Source records:
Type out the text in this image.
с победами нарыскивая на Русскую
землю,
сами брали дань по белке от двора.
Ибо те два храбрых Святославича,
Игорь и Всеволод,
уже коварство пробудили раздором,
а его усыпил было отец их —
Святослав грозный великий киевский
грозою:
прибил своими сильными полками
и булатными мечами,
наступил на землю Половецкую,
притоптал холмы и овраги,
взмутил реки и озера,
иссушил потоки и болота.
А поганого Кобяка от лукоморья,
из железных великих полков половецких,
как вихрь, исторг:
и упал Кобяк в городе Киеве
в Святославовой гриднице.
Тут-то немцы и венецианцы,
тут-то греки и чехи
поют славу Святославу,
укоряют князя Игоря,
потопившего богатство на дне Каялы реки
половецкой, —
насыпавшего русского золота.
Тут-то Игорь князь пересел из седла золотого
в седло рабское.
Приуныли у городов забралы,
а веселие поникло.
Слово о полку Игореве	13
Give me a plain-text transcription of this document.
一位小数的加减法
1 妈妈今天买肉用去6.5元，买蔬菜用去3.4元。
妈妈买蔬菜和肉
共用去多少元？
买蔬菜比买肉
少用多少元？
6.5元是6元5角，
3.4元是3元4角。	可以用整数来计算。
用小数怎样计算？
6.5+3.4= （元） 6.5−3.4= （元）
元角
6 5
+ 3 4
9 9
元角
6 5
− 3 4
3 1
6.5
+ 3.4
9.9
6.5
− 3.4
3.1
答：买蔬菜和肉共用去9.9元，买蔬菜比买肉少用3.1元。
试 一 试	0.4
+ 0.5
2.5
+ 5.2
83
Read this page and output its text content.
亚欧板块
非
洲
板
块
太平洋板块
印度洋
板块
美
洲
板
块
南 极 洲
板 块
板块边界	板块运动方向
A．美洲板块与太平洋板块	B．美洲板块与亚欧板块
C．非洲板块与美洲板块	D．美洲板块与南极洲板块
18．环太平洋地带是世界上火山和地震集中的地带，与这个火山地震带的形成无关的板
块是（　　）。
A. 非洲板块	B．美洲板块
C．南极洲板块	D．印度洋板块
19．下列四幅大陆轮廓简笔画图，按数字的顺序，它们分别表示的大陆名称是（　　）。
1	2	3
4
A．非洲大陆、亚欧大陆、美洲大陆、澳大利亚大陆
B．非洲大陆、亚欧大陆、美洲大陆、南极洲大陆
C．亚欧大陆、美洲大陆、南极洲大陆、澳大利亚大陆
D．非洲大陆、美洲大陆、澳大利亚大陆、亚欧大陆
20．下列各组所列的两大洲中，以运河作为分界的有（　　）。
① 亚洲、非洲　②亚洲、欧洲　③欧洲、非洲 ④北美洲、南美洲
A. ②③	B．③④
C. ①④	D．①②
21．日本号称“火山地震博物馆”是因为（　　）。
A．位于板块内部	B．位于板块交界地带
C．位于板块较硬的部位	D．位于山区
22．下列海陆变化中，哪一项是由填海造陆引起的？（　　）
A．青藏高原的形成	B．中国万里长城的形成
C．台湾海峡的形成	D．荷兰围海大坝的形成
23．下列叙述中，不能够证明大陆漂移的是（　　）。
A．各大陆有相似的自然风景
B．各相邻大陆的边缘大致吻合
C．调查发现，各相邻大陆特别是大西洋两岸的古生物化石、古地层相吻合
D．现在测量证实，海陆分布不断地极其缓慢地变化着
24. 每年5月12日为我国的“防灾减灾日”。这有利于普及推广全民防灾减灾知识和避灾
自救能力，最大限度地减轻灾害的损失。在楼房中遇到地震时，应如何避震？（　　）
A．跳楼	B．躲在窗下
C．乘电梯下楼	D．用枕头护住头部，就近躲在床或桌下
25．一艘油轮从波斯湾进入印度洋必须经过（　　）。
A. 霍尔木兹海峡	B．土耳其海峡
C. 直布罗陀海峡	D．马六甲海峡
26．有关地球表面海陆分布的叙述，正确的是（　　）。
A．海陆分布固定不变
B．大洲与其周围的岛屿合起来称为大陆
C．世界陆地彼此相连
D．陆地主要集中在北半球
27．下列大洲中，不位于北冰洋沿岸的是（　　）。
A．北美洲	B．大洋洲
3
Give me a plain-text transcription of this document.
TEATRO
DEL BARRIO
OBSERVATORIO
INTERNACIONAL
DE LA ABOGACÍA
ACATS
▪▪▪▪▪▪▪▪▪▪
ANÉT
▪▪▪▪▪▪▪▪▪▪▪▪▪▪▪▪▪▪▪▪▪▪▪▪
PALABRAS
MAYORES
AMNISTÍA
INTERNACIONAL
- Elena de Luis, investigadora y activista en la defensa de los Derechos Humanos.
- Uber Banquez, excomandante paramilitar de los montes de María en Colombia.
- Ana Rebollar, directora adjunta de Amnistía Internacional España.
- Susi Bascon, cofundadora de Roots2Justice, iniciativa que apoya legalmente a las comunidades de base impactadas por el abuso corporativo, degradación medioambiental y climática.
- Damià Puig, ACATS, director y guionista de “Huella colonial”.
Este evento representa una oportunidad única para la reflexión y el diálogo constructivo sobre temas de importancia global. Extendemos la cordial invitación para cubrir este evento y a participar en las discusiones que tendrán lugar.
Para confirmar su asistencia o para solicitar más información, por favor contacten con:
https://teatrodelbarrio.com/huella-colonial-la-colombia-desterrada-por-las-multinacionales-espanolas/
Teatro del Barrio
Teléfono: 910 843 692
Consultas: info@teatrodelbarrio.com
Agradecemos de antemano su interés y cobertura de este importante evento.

__YOUR OBJECTIVE__: Identify the lines in the entries above that contain "美洲大陆", then copy them out.

__TASK RESULT__:
A．非洲大陆、亚欧大陆、美洲大陆、澳大利亚大陆
B．非洲大陆、亚欧大陆、美洲大陆、南极洲大陆
C．亚欧大陆、美洲大陆、南极洲大陆、澳大利亚大陆
D．非洲大陆、美洲大陆、澳大利亚大陆、亚欧大陆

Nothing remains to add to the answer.